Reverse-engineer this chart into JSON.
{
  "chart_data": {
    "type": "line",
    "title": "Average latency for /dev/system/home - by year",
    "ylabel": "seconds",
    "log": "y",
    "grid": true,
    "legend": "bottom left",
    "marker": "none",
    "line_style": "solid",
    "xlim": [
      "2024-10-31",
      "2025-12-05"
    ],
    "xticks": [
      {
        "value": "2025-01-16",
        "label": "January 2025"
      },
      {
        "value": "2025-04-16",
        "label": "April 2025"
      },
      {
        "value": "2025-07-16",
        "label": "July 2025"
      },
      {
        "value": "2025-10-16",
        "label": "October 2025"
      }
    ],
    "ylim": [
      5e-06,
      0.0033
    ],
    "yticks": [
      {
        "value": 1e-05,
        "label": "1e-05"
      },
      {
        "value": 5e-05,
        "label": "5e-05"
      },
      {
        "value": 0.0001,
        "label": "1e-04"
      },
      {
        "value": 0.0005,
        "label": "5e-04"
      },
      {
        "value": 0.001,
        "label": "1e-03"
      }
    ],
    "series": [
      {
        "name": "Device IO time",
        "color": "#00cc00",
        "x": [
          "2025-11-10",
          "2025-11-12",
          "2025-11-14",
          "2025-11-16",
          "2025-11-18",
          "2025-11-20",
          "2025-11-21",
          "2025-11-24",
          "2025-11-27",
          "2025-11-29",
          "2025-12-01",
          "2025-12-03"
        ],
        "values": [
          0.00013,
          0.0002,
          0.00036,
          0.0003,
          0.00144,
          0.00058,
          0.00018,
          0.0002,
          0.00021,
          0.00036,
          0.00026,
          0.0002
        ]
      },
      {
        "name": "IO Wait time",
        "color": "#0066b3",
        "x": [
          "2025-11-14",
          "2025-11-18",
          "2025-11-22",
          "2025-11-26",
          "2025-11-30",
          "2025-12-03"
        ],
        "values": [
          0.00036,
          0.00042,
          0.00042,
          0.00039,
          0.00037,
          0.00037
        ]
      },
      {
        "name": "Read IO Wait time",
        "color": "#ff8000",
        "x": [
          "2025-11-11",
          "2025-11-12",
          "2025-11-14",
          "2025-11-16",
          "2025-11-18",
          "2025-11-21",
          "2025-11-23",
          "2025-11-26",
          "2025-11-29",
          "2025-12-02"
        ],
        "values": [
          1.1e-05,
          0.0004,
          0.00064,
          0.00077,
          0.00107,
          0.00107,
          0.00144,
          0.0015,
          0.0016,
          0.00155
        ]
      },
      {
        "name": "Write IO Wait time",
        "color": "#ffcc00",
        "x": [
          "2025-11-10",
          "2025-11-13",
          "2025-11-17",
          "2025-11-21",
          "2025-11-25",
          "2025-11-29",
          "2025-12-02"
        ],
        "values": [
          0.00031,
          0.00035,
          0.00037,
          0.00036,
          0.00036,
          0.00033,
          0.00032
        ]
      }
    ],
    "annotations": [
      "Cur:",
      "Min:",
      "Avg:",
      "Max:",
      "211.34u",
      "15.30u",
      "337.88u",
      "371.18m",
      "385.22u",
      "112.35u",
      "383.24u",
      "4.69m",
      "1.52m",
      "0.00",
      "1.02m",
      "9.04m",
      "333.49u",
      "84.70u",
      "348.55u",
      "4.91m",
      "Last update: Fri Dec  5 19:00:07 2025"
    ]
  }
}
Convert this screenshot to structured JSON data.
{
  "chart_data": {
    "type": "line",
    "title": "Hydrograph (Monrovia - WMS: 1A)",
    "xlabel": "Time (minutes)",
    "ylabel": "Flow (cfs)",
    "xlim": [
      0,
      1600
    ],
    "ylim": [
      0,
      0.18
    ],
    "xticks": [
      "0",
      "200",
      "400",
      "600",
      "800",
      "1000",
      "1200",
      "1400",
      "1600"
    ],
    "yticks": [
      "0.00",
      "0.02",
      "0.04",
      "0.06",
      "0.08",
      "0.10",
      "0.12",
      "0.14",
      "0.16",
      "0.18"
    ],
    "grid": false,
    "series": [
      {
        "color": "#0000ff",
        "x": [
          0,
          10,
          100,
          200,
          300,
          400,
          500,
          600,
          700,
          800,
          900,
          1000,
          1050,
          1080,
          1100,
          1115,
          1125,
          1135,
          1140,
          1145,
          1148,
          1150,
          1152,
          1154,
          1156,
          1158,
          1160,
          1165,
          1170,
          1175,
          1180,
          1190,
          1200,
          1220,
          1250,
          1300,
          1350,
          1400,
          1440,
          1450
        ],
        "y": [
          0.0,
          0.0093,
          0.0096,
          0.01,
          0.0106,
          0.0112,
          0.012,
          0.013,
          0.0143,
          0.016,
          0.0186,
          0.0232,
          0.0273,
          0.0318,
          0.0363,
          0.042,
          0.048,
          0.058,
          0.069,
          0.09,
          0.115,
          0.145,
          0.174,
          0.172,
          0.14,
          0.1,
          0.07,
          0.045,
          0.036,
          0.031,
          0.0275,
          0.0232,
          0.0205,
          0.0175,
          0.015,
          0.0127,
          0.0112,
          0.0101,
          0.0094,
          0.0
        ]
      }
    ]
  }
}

> INSTRUCTION
Where a line in the material above holds "color", copy that line.

> ANSWER TO THE TASK
        "color": "#00cc00",
        "color": "#0066b3",
        "color": "#ff8000",
        "color": "#ffcc00",
        "color": "#0000ff",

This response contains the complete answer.